[Dataset rows of page text]
========================================================================

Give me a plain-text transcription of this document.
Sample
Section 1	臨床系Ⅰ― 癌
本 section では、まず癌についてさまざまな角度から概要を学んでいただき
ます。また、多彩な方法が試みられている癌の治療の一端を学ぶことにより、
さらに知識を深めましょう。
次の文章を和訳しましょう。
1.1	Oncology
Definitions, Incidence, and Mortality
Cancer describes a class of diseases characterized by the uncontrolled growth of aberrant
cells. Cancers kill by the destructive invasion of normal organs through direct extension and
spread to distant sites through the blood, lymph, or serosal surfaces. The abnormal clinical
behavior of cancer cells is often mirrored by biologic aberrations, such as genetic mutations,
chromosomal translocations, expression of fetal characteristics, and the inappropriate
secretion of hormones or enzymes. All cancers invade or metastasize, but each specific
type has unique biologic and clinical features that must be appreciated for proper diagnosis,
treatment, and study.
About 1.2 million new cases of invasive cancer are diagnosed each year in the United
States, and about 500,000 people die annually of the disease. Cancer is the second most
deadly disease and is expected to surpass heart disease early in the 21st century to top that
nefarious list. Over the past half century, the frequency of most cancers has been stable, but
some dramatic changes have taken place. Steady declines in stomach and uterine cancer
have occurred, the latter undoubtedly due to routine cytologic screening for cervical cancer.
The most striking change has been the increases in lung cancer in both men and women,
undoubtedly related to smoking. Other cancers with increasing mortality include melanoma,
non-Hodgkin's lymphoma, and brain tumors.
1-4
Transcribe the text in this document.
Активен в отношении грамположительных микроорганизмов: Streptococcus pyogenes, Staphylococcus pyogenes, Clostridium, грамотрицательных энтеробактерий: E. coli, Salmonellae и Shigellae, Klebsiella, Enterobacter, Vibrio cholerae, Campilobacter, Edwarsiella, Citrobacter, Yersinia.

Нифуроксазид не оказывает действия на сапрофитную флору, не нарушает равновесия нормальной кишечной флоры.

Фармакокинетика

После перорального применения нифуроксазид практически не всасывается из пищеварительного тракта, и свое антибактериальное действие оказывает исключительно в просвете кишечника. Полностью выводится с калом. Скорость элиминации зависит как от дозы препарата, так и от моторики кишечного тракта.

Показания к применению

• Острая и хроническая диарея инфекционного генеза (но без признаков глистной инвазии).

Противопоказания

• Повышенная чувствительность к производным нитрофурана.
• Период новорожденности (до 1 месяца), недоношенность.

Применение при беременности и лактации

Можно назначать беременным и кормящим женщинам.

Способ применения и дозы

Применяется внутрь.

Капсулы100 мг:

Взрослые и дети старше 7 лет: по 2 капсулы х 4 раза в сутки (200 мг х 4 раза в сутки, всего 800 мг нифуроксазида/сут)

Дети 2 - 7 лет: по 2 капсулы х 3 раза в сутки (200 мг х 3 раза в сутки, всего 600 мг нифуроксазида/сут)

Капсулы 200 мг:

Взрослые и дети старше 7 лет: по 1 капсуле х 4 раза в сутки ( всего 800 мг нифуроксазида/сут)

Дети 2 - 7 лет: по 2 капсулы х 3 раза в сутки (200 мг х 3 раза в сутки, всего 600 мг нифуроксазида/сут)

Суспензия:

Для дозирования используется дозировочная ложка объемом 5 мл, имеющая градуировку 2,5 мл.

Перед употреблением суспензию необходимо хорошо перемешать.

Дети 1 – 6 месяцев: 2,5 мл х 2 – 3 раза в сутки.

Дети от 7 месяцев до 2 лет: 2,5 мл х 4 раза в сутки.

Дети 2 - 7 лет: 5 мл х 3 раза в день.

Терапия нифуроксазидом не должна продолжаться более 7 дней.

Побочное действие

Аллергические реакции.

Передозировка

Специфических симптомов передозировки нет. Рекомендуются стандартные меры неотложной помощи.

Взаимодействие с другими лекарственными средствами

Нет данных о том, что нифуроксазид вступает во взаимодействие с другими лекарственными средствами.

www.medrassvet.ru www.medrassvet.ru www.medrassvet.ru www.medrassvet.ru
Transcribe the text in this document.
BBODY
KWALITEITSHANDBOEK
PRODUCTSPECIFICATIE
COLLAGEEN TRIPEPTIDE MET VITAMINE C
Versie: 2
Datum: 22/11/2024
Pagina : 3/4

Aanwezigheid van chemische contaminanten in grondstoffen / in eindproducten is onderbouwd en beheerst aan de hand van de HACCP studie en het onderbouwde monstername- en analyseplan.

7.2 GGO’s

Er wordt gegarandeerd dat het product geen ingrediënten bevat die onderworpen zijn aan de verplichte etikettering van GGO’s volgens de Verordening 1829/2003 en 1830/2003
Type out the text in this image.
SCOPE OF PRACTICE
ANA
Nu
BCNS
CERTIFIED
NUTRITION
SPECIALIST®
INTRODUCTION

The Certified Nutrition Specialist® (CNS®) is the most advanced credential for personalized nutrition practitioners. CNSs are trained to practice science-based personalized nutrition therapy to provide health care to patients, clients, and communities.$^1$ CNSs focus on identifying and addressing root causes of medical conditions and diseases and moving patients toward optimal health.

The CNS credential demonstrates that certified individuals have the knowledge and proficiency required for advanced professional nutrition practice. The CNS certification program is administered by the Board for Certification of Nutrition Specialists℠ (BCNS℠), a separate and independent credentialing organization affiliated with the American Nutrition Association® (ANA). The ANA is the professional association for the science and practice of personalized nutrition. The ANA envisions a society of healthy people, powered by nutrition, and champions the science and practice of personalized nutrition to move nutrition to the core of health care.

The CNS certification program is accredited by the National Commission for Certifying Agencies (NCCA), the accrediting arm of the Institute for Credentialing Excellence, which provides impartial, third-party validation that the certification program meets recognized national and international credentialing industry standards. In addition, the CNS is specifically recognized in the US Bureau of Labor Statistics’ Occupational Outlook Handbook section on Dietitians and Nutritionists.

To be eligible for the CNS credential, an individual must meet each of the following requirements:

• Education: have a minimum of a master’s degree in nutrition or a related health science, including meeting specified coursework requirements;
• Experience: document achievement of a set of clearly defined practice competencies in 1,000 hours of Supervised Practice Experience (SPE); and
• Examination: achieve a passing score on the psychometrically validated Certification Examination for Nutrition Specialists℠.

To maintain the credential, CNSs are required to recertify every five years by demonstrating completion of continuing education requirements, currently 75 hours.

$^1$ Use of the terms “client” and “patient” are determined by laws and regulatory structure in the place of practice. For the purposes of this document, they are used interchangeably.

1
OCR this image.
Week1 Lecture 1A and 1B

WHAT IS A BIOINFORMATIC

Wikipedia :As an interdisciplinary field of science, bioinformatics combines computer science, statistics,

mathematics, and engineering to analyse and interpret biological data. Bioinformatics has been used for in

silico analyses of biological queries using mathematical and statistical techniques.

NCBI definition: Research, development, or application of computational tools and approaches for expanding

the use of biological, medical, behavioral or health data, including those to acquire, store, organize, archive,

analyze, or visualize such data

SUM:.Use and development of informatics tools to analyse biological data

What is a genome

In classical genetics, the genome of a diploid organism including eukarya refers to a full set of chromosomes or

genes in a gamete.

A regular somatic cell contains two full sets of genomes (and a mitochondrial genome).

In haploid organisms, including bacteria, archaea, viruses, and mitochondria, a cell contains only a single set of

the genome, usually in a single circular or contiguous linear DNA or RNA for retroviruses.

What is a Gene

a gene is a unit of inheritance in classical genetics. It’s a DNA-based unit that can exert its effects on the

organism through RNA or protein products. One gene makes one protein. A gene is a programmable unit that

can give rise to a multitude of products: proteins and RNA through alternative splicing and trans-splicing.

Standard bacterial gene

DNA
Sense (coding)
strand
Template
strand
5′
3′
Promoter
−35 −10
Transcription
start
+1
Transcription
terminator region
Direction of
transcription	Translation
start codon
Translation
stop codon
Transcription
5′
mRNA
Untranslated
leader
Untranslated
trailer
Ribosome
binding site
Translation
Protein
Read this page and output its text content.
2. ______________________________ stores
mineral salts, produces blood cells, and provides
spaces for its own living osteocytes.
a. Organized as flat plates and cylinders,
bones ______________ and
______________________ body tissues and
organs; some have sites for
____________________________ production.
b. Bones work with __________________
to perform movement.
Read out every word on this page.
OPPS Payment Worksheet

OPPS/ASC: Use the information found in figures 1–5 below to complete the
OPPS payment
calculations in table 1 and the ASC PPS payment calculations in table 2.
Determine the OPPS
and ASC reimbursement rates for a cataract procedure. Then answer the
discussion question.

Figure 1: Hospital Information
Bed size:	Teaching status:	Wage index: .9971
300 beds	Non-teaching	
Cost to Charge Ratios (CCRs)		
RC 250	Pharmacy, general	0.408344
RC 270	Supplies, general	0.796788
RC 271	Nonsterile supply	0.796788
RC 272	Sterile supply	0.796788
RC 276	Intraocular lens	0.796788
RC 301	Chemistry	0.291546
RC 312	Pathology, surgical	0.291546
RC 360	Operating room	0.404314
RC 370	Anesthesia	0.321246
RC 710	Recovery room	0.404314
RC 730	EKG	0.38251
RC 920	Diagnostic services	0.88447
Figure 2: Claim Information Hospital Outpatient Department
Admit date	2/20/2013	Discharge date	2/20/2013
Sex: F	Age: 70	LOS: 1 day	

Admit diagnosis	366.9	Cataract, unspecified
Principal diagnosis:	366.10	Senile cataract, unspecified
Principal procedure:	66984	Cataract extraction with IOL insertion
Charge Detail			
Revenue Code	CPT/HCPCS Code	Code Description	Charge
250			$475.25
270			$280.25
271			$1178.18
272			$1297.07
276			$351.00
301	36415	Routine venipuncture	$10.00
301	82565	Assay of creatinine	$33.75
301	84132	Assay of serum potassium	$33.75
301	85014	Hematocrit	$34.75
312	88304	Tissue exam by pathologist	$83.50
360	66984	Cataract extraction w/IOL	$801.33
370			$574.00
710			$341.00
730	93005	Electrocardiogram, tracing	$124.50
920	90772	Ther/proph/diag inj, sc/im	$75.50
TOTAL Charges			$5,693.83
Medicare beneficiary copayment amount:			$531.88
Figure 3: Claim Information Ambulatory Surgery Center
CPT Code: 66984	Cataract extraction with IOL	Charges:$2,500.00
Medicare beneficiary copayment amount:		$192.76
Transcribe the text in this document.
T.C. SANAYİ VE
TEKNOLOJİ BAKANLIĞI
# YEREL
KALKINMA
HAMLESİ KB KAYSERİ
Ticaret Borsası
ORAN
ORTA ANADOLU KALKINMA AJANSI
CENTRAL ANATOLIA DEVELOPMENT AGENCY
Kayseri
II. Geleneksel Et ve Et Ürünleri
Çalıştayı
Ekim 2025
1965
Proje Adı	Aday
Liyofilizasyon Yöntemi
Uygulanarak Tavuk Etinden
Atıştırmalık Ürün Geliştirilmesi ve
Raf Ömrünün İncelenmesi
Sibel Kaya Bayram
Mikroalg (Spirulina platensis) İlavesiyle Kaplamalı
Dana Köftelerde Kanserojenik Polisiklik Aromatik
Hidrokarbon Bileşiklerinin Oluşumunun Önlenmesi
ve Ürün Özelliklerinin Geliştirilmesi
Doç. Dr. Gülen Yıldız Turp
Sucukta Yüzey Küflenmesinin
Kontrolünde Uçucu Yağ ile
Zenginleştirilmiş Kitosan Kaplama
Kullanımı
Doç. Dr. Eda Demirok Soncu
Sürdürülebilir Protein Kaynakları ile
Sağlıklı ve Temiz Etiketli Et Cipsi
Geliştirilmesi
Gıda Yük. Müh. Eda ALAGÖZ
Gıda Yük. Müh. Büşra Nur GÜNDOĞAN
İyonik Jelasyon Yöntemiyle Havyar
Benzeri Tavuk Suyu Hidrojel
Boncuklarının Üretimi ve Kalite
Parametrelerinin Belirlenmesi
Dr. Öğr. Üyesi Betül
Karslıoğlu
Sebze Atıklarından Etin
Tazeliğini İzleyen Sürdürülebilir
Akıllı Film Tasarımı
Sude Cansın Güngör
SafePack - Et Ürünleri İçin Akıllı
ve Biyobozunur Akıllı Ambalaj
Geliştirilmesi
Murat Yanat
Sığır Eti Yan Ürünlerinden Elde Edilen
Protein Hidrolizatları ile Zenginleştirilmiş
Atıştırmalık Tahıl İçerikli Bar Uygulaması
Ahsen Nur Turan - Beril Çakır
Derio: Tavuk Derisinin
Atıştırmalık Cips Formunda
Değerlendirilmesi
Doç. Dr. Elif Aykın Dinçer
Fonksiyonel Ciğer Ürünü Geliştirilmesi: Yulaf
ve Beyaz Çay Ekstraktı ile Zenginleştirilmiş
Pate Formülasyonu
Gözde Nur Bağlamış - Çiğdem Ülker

========================================================================

## Instructions to follow
Show every line above in which the word "such" occurs.

## Answer box
behavior of cancer cells is often mirrored by biologic aberrations, such as genetic mutations,
analyze, or visualize such data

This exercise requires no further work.